# TO BE DONE:
Write the records below out again exactly as given, with no images.

>> Start ITEMS

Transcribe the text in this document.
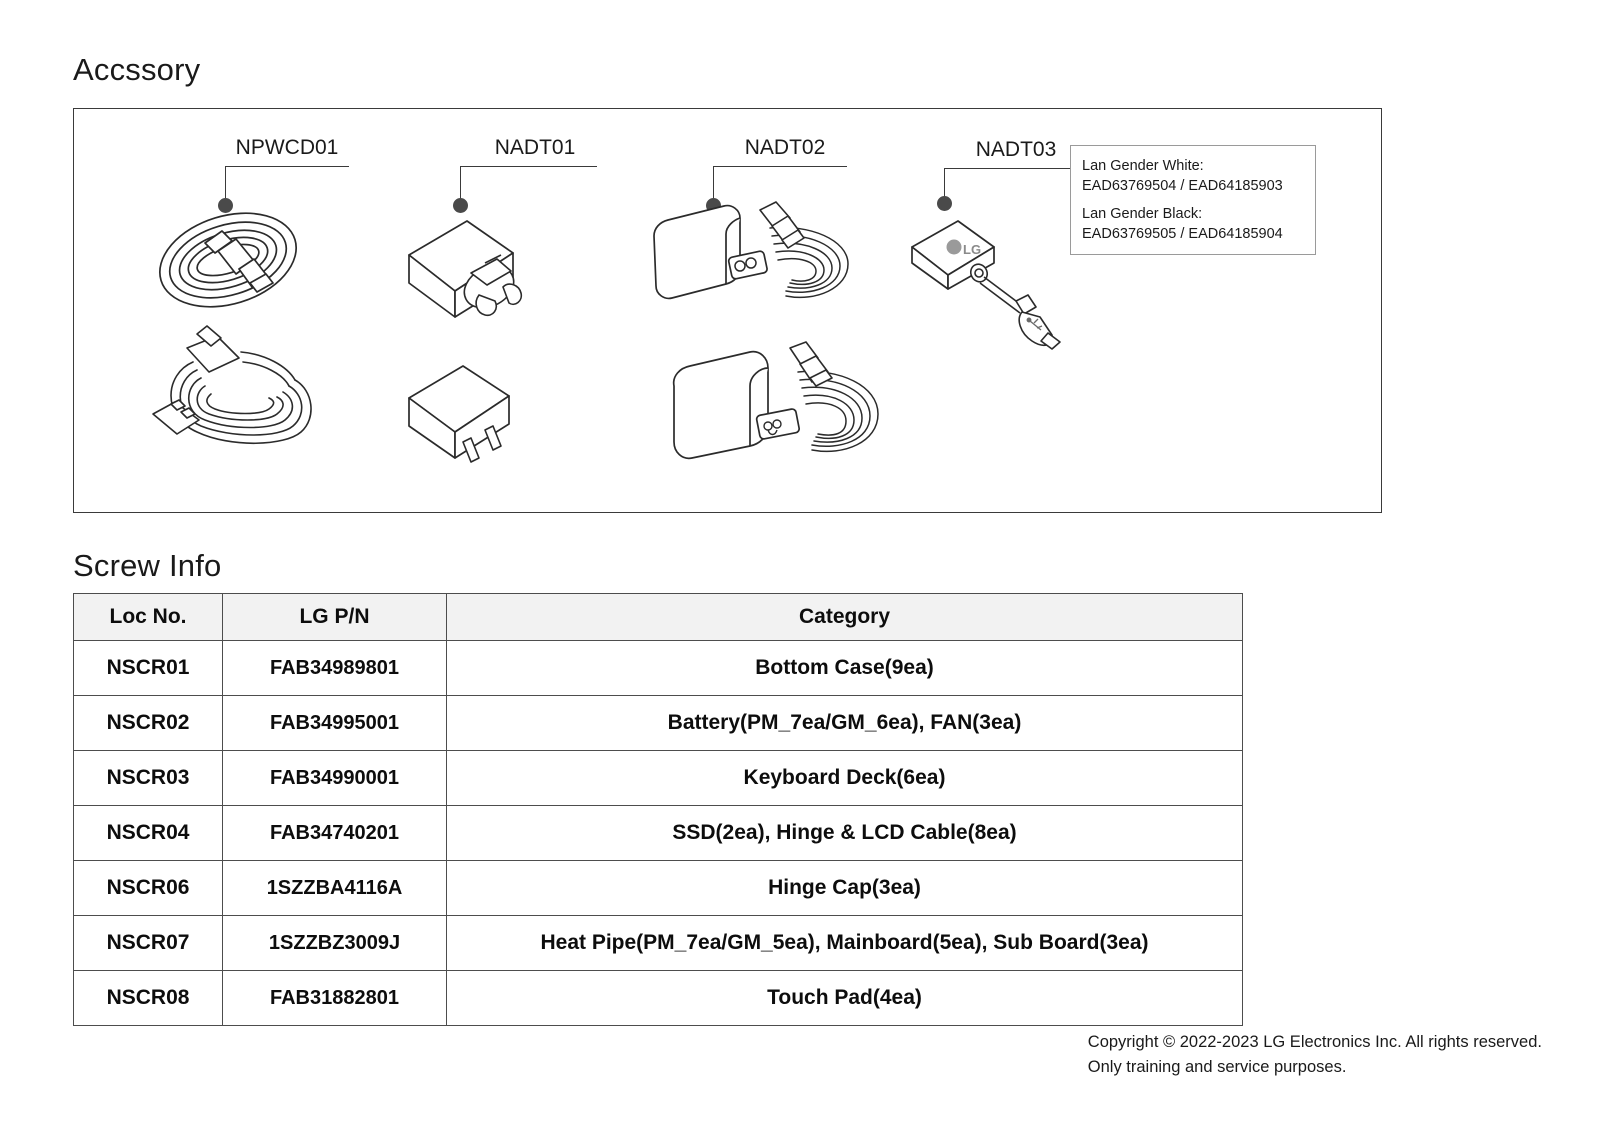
Accssory
NPWCD01	NADT01	NADT02	NADT03
Lan Gender White:
EAD63769504 / EAD64185903
Lan Gender Black:
EAD63769505 / EAD64185904
LG
Screw Info
Loc No.	LG P/N	Category
NSCR01	FAB34989801	Bottom Case(9ea)
NSCR02	FAB34995001	Battery(PM_7ea/GM_6ea), FAN(3ea)
NSCR03	FAB34990001	Keyboard Deck(6ea)
NSCR04	FAB34740201	SSD(2ea), Hinge & LCD Cable(8ea)
NSCR06	1SZZBA4116A	Hinge Cap(3ea)
NSCR07	1SZZBZ3009J	Heat Pipe(PM_7ea/GM_5ea), Mainboard(5ea), Sub Board(3ea)
NSCR08	FAB31882801	Touch Pad(4ea)
Copyright © 2022-2023 LG Electronics Inc. All rights reserved.
Only training and service purposes.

>> End ITEMS

# RESULT OF THE TASK:
Transcribe the text in this document.
Accssory
NPWCD01	NADT01	NADT02	NADT03
Lan Gender White:
EAD63769504 / EAD64185903
Lan Gender Black:
EAD63769505 / EAD64185904
LG
Screw Info
Loc No.	LG P/N	Category
NSCR01	FAB34989801	Bottom Case(9ea)
NSCR02	FAB34995001	Battery(PM_7ea/GM_6ea), FAN(3ea)
NSCR03	FAB34990001	Keyboard Deck(6ea)
NSCR04	FAB34740201	SSD(2ea), Hinge & LCD Cable(8ea)
NSCR06	1SZZBA4116A	Hinge Cap(3ea)
NSCR07	1SZZBZ3009J	Heat Pipe(PM_7ea/GM_5ea), Mainboard(5ea), Sub Board(3ea)
NSCR08	FAB31882801	Touch Pad(4ea)
Copyright © 2022-2023 LG Electronics Inc. All rights reserved.
Only training and service purposes.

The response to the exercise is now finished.